Dataset items:
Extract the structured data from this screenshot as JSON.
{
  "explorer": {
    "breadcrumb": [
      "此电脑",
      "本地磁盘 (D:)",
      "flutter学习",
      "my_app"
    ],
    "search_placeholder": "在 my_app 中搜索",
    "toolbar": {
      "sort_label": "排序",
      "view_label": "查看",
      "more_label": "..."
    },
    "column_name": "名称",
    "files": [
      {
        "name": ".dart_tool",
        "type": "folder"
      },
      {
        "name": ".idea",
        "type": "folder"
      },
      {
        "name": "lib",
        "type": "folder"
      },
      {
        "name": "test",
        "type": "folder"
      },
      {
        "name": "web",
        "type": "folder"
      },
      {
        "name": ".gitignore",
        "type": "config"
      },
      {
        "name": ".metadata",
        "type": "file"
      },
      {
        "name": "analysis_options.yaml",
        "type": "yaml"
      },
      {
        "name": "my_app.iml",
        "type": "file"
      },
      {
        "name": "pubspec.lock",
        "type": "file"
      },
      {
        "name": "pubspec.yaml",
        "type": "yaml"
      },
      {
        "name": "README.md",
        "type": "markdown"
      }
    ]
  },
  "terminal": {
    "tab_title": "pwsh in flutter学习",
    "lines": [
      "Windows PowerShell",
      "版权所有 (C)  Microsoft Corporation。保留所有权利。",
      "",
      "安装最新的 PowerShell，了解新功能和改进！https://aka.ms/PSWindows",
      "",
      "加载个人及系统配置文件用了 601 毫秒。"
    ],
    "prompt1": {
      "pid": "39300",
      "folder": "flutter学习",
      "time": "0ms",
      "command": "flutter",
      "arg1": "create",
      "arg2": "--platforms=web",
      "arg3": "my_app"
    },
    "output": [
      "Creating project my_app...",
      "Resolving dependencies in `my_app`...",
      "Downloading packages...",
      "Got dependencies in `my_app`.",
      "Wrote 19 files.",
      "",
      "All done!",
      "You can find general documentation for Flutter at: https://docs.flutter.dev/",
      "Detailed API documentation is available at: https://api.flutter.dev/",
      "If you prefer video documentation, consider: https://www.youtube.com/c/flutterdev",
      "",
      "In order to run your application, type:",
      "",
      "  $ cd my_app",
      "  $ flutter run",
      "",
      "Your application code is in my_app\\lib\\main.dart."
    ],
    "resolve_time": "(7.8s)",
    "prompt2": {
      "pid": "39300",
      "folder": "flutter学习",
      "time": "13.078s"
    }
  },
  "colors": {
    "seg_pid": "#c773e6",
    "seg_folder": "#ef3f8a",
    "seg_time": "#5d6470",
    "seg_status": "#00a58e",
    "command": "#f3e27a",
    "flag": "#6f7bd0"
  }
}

WHAT IS BEING ASKED:
Output every record above exactly as it appears.

CORRECT ANSWER:
Extract the structured data from this screenshot as JSON.
{
  "explorer": {
    "breadcrumb": [
      "此电脑",
      "本地磁盘 (D:)",
      "flutter学习",
      "my_app"
    ],
    "search_placeholder": "在 my_app 中搜索",
    "toolbar": {
      "sort_label": "排序",
      "view_label": "查看",
      "more_label": "..."
    },
    "column_name": "名称",
    "files": [
      {
        "name": ".dart_tool",
        "type": "folder"
      },
      {
        "name": ".idea",
        "type": "folder"
      },
      {
        "name": "lib",
        "type": "folder"
      },
      {
        "name": "test",
        "type": "folder"
      },
      {
        "name": "web",
        "type": "folder"
      },
      {
        "name": ".gitignore",
        "type": "config"
      },
      {
        "name": ".metadata",
        "type": "file"
      },
      {
        "name": "analysis_options.yaml",
        "type": "yaml"
      },
      {
        "name": "my_app.iml",
        "type": "file"
      },
      {
        "name": "pubspec.lock",
        "type": "file"
      },
      {
        "name": "pubspec.yaml",
        "type": "yaml"
      },
      {
        "name": "README.md",
        "type": "markdown"
      }
    ]
  },
  "terminal": {
    "tab_title": "pwsh in flutter学习",
    "lines": [
      "Windows PowerShell",
      "版权所有 (C)  Microsoft Corporation。保留所有权利。",
      "",
      "安装最新的 PowerShell，了解新功能和改进！https://aka.ms/PSWindows",
      "",
      "加载个人及系统配置文件用了 601 毫秒。"
    ],
    "prompt1": {
      "pid": "39300",
      "folder": "flutter学习",
      "time": "0ms",
      "command": "flutter",
      "arg1": "create",
      "arg2": "--platforms=web",
      "arg3": "my_app"
    },
    "output": [
      "Creating project my_app...",
      "Resolving dependencies in `my_app`...",
      "Downloading packages...",
      "Got dependencies in `my_app`.",
      "Wrote 19 files.",
      "",
      "All done!",
      "You can find general documentation for Flutter at: https://docs.flutter.dev/",
      "Detailed API documentation is available at: https://api.flutter.dev/",
      "If you prefer video documentation, consider: https://www.youtube.com/c/flutterdev",
      "",
      "In order to run your application, type:",
      "",
      "  $ cd my_app",
      "  $ flutter run",
      "",
      "Your application code is in my_app\\lib\\main.dart."
    ],
    "resolve_time": "(7.8s)",
    "prompt2": {
      "pid": "39300",
      "folder": "flutter学习",
      "time": "13.078s"
    }
  },
  "colors": {
    "seg_pid": "#c773e6",
    "seg_folder": "#ef3f8a",
    "seg_time": "#5d6470",
    "seg_status": "#00a58e",
    "command": "#f3e27a",
    "flag": "#6f7bd0"
  }
}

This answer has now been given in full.